* EXERCISE OBJECTIVE *
Using the data beneath, show every line that includes the word "below".

==== RECORDS FOR THIS TASK ====

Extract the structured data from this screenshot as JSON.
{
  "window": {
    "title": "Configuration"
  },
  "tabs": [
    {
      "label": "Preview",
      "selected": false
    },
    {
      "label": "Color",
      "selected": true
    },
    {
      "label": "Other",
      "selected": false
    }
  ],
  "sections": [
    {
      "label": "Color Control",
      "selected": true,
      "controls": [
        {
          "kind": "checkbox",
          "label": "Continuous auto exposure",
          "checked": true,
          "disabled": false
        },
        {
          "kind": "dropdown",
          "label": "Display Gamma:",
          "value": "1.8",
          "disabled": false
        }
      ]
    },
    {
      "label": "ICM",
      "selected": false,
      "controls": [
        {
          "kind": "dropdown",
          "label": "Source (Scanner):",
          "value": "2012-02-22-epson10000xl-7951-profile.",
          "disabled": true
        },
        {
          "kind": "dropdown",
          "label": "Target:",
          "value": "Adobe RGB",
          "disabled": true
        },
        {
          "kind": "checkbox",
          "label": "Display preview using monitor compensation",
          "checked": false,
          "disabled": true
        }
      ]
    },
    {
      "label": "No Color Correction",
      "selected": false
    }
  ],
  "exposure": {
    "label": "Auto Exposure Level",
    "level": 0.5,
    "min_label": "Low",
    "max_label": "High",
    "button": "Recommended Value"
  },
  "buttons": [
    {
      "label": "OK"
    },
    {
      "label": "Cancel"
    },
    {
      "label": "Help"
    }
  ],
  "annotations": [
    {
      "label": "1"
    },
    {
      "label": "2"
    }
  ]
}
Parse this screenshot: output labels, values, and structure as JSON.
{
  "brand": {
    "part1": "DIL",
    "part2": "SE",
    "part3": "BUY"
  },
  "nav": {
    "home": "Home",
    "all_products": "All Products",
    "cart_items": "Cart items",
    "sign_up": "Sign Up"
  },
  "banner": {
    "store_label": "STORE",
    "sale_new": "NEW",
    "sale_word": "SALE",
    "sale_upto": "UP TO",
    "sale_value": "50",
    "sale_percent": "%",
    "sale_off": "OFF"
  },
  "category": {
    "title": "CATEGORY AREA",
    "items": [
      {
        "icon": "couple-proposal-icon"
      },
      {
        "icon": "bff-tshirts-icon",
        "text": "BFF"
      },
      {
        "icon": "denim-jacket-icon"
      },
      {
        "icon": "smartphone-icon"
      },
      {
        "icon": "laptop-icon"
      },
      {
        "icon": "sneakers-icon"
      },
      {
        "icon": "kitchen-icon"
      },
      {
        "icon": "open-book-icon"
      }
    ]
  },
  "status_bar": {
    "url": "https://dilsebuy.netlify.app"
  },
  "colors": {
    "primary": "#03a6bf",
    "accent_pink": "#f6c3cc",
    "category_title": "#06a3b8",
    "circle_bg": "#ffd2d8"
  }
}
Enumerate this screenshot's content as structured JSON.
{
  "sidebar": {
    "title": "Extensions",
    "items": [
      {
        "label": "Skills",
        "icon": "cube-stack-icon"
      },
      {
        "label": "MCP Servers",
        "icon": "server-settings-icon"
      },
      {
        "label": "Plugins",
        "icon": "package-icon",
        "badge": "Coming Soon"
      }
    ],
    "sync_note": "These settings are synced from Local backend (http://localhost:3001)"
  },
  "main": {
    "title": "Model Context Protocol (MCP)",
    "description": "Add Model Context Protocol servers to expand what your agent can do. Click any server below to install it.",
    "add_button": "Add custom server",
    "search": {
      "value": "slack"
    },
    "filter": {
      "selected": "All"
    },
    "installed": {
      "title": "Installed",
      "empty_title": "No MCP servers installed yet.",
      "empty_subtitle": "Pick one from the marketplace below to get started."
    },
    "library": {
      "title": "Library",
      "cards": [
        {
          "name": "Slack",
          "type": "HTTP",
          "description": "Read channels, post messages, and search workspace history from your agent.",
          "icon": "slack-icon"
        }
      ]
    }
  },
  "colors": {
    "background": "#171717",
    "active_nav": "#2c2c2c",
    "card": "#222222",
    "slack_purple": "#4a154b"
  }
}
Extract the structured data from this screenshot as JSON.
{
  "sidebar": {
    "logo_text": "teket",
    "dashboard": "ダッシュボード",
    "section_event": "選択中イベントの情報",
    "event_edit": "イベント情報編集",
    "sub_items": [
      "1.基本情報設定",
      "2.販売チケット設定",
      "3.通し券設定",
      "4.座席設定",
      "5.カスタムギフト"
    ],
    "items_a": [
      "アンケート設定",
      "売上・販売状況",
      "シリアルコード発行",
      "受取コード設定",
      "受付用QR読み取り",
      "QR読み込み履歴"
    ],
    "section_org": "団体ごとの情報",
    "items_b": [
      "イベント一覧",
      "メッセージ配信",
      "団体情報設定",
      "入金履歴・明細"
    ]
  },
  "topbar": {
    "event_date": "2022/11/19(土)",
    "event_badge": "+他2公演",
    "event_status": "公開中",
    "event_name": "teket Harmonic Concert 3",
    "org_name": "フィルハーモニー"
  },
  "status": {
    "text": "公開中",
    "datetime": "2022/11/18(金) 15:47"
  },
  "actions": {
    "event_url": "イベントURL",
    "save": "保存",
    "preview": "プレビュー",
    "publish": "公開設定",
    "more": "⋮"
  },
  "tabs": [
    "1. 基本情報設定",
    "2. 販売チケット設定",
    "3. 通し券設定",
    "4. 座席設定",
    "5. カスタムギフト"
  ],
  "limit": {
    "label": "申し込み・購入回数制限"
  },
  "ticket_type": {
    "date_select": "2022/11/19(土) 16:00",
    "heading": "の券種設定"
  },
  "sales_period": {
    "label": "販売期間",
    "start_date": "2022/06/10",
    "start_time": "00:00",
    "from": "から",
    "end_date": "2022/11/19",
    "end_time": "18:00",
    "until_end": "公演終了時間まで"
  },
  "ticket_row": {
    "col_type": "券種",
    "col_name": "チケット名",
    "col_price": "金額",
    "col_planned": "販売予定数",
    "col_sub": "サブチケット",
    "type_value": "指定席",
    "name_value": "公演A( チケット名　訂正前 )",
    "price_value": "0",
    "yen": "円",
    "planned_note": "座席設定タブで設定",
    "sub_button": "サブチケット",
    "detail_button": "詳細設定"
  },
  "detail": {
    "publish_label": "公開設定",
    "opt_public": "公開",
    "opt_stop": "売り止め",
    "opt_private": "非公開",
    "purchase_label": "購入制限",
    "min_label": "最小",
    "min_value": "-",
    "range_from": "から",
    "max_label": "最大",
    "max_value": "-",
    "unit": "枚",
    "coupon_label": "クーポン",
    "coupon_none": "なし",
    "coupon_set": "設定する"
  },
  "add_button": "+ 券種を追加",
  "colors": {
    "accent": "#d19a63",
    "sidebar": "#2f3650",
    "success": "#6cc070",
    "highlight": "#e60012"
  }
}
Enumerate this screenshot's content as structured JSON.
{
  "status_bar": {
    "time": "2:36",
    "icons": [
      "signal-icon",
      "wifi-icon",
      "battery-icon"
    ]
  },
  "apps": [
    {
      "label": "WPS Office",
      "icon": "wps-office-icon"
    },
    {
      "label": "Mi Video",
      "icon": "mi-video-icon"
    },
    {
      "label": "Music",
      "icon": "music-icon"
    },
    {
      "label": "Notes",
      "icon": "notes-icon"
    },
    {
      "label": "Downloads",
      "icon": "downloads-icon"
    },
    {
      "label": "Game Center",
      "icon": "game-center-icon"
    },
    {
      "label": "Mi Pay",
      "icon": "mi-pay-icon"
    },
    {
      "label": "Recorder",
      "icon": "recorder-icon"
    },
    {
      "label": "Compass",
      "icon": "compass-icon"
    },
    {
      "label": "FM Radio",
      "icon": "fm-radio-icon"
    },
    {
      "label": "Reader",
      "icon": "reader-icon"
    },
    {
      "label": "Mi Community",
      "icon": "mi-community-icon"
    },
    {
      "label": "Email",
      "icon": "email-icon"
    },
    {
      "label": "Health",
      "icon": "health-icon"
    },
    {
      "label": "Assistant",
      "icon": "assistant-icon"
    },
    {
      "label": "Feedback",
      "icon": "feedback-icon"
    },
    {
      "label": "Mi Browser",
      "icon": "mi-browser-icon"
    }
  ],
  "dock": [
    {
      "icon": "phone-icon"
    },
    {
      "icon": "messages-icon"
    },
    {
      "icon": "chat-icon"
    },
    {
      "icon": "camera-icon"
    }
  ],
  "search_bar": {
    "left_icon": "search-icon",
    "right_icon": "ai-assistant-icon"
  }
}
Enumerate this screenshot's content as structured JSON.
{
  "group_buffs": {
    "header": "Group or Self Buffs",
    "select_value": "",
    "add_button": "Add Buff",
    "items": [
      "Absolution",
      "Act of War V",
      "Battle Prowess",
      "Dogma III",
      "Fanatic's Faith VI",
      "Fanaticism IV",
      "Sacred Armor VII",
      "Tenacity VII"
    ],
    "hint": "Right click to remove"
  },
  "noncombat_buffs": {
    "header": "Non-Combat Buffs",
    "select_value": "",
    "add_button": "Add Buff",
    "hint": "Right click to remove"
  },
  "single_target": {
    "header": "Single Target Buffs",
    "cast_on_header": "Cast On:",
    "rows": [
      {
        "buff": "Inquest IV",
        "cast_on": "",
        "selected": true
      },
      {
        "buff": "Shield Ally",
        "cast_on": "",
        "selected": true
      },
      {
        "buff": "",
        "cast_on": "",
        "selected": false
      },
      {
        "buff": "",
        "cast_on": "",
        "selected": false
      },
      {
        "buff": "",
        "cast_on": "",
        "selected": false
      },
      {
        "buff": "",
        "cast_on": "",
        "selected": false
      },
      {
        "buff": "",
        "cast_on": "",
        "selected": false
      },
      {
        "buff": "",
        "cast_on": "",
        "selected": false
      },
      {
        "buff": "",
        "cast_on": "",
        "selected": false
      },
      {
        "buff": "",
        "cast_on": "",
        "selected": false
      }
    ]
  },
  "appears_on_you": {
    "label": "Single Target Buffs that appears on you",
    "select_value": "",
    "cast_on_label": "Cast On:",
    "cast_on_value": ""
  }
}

====

* IN RESPONSE *
    "description": "Add Model Context Protocol servers to expand what your agent can do. Click any server below to install it.",
      "empty_subtitle": "Pick one from the marketplace below to get started."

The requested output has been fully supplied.